■ **OBJECTIVE**
Select all lines holding the word "JSON" from the entries that follow.
━━━━━━━━━━
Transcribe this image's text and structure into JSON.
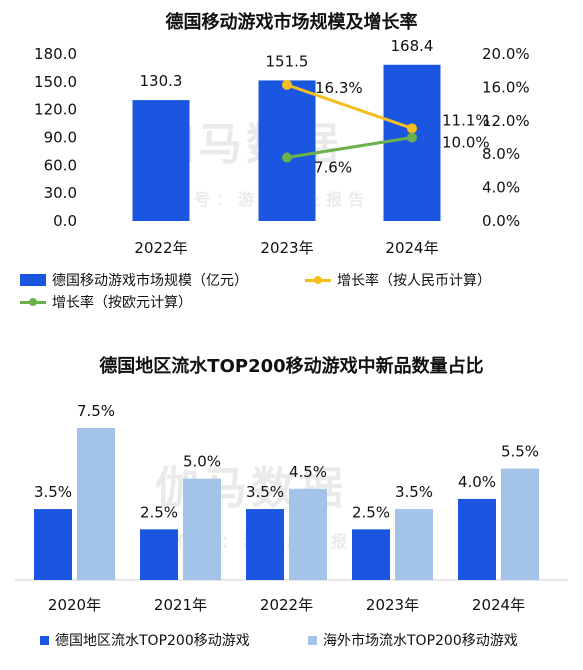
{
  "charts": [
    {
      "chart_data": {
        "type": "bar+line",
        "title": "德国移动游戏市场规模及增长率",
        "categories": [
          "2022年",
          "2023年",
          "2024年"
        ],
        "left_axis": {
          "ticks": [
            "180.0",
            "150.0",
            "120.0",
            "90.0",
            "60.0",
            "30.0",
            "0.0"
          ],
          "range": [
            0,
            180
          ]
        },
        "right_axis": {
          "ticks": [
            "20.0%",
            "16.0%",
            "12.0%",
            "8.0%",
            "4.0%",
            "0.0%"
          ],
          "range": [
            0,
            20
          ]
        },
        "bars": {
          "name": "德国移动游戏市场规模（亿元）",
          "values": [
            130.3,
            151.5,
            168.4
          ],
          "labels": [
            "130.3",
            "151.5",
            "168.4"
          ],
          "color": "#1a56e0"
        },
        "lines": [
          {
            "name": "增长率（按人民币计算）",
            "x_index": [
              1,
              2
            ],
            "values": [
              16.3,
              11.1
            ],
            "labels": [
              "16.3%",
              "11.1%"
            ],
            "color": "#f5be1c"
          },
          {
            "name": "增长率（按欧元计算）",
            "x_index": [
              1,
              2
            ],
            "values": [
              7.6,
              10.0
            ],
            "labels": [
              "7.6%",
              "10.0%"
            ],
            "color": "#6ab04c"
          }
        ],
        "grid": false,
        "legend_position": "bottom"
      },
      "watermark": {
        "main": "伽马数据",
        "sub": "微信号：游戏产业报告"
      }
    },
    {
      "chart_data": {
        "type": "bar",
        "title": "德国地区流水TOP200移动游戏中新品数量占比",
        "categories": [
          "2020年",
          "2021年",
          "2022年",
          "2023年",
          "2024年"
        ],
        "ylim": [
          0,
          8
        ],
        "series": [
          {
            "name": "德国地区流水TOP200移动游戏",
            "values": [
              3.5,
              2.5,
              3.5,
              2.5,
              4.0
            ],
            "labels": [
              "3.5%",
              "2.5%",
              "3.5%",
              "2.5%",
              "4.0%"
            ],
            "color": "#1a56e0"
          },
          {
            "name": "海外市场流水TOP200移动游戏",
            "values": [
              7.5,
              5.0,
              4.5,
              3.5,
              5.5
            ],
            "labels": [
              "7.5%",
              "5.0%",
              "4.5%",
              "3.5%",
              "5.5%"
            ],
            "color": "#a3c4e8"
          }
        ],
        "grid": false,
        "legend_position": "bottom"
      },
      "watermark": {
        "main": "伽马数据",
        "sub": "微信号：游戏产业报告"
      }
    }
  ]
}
━━━━━━━━━━
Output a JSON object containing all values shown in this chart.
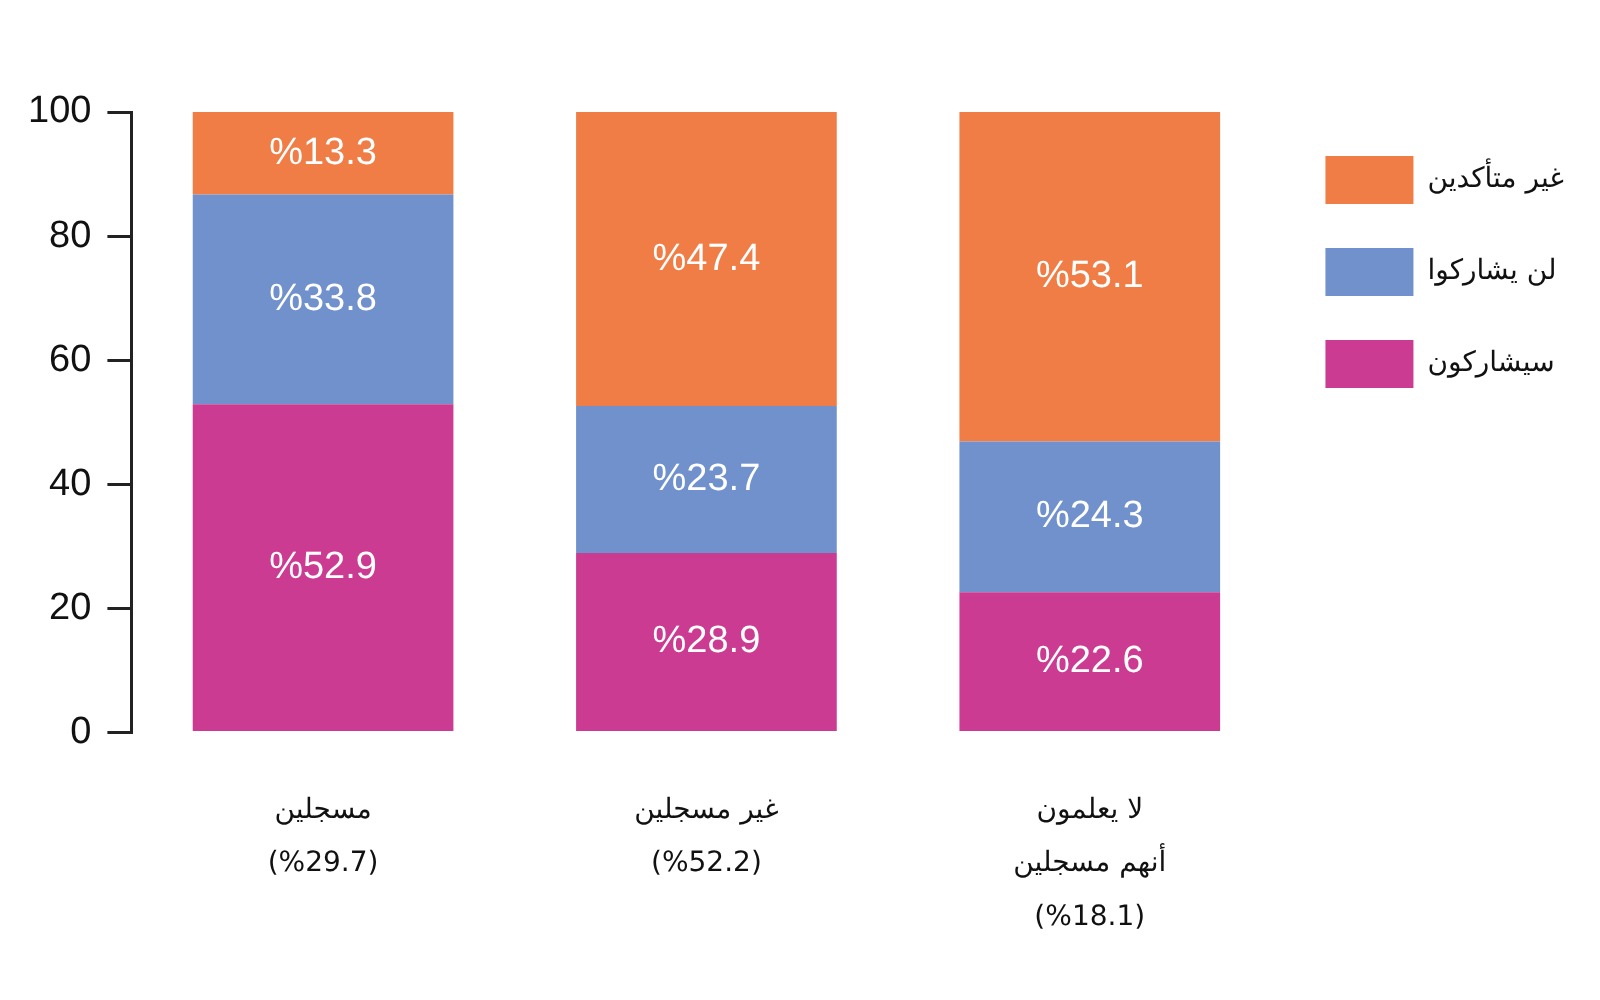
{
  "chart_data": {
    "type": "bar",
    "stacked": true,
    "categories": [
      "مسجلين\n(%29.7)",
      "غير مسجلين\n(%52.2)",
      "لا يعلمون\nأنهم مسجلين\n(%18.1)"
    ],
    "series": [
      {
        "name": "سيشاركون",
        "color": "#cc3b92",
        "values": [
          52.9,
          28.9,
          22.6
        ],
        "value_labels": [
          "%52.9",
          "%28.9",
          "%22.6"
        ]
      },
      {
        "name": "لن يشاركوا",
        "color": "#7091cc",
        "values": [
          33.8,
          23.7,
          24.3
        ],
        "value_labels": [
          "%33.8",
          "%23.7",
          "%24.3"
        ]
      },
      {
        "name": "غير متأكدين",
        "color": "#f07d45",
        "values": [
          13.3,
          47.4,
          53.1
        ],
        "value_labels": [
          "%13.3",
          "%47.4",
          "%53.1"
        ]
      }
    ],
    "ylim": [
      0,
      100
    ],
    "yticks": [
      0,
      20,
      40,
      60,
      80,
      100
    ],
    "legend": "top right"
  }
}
━━━━━━━━━━
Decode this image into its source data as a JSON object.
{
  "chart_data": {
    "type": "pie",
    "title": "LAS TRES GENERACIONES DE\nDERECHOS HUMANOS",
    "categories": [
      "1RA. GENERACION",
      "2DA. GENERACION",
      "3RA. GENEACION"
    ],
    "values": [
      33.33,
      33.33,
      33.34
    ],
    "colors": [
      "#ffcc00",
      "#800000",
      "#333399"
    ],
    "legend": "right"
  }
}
━━━━━━━━━━
■ **EXERCISE OUTPUT**
Transcribe this image's text and structure into JSON.
Output a JSON object containing all values shown in this chart.
Decode this image into its source data as a JSON object.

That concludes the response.